* TASK
Could you reproduce the material below verbatim, line for line and without any changes?

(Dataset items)
----

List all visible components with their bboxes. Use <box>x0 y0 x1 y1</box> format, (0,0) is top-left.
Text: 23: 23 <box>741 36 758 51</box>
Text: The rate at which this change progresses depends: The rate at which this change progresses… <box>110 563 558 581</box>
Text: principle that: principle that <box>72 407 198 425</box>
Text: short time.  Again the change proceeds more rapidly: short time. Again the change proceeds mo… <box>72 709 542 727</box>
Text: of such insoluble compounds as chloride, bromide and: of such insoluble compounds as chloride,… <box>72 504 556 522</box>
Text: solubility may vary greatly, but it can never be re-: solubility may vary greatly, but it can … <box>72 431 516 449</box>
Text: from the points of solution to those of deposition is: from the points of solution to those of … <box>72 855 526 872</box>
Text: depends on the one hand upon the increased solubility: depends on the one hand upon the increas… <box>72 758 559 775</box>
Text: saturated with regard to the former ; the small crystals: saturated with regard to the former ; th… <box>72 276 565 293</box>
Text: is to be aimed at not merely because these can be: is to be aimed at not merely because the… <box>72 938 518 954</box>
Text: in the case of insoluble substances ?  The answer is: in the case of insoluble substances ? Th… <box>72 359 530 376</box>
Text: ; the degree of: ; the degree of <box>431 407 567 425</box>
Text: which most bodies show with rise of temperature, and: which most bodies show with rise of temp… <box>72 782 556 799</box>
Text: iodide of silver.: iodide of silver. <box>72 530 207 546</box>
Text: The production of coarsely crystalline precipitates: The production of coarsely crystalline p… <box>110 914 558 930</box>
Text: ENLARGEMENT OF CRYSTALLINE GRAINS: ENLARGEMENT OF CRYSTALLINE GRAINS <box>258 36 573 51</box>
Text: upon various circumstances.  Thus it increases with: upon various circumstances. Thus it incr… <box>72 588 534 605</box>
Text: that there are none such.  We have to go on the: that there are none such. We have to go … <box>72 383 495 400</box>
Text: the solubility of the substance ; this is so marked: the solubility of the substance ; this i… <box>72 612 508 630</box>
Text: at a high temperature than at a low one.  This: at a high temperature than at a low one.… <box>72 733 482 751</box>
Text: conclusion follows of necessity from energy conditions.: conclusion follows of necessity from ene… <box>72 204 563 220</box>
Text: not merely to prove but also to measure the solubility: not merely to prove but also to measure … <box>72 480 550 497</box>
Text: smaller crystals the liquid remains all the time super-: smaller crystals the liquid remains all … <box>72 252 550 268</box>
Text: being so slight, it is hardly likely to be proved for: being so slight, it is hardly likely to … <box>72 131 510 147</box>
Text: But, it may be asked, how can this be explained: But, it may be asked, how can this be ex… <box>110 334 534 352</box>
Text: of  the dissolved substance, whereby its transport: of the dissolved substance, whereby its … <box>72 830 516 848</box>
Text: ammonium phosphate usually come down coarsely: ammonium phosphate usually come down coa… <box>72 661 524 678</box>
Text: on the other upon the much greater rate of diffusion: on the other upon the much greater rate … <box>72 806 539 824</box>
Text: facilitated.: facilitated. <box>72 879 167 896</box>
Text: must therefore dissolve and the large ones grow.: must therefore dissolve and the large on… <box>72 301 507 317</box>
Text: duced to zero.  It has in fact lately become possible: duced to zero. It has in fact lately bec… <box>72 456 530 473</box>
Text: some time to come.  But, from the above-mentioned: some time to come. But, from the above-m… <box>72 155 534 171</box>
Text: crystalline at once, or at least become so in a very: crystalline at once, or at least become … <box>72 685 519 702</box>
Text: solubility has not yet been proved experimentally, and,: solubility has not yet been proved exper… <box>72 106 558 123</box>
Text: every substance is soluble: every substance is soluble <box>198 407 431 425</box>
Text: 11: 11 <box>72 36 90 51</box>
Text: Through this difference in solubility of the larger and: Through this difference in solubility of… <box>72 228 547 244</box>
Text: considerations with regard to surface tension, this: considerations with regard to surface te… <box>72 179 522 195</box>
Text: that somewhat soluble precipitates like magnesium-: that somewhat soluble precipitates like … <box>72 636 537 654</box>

----

* ANSWER IN FULL
List all visible components with their bboxes. Use <box>x0 y0 x1 y1</box> format, (0,0) is top-left.
Text: 23: 23 <box>741 36 758 51</box>
Text: The rate at which this change progresses depends: The rate at which this change progresses… <box>110 563 558 581</box>
Text: principle that: principle that <box>72 407 198 425</box>
Text: short time.  Again the change proceeds more rapidly: short time. Again the change proceeds mo… <box>72 709 542 727</box>
Text: of such insoluble compounds as chloride, bromide and: of such insoluble compounds as chloride,… <box>72 504 556 522</box>
Text: solubility may vary greatly, but it can never be re-: solubility may vary greatly, but it can … <box>72 431 516 449</box>
Text: from the points of solution to those of deposition is: from the points of solution to those of … <box>72 855 526 872</box>
Text: depends on the one hand upon the increased solubility: depends on the one hand upon the increas… <box>72 758 559 775</box>
Text: saturated with regard to the former ; the small crystals: saturated with regard to the former ; th… <box>72 276 565 293</box>
Text: is to be aimed at not merely because these can be: is to be aimed at not merely because the… <box>72 938 518 954</box>
Text: in the case of insoluble substances ?  The answer is: in the case of insoluble substances ? Th… <box>72 359 530 376</box>
Text: ; the degree of: ; the degree of <box>431 407 567 425</box>
Text: which most bodies show with rise of temperature, and: which most bodies show with rise of temp… <box>72 782 556 799</box>
Text: iodide of silver.: iodide of silver. <box>72 530 207 546</box>
Text: The production of coarsely crystalline precipitates: The production of coarsely crystalline p… <box>110 914 558 930</box>
Text: ENLARGEMENT OF CRYSTALLINE GRAINS: ENLARGEMENT OF CRYSTALLINE GRAINS <box>258 36 573 51</box>
Text: upon various circumstances.  Thus it increases with: upon various circumstances. Thus it incr… <box>72 588 534 605</box>
Text: that there are none such.  We have to go on the: that there are none such. We have to go … <box>72 383 495 400</box>
Text: the solubility of the substance ; this is so marked: the solubility of the substance ; this i… <box>72 612 508 630</box>
Text: at a high temperature than at a low one.  This: at a high temperature than at a low one.… <box>72 733 482 751</box>
Text: conclusion follows of necessity from energy conditions.: conclusion follows of necessity from ene… <box>72 204 563 220</box>
Text: not merely to prove but also to measure the solubility: not merely to prove but also to measure … <box>72 480 550 497</box>
Text: smaller crystals the liquid remains all the time super-: smaller crystals the liquid remains all … <box>72 252 550 268</box>
Text: being so slight, it is hardly likely to be proved for: being so slight, it is hardly likely to … <box>72 131 510 147</box>
Text: But, it may be asked, how can this be explained: But, it may be asked, how can this be ex… <box>110 334 534 352</box>
Text: of  the dissolved substance, whereby its transport: of the dissolved substance, whereby its … <box>72 830 516 848</box>
Text: ammonium phosphate usually come down coarsely: ammonium phosphate usually come down coa… <box>72 661 524 678</box>
Text: on the other upon the much greater rate of diffusion: on the other upon the much greater rate … <box>72 806 539 824</box>
Text: facilitated.: facilitated. <box>72 879 167 896</box>
Text: must therefore dissolve and the large ones grow.: must therefore dissolve and the large on… <box>72 301 507 317</box>
Text: duced to zero.  It has in fact lately become possible: duced to zero. It has in fact lately bec… <box>72 456 530 473</box>
Text: some time to come.  But, from the above-mentioned: some time to come. But, from the above-m… <box>72 155 534 171</box>
Text: crystalline at once, or at least become so in a very: crystalline at once, or at least become … <box>72 685 519 702</box>
Text: solubility has not yet been proved experimentally, and,: solubility has not yet been proved exper… <box>72 106 558 123</box>
Text: every substance is soluble: every substance is soluble <box>198 407 431 425</box>
Text: 11: 11 <box>72 36 90 51</box>
Text: Through this difference in solubility of the larger and: Through this difference in solubility of… <box>72 228 547 244</box>
Text: considerations with regard to surface tension, this: considerations with regard to surface te… <box>72 179 522 195</box>
Text: that somewhat soluble precipitates like magnesium-: that somewhat soluble precipitates like … <box>72 636 537 654</box>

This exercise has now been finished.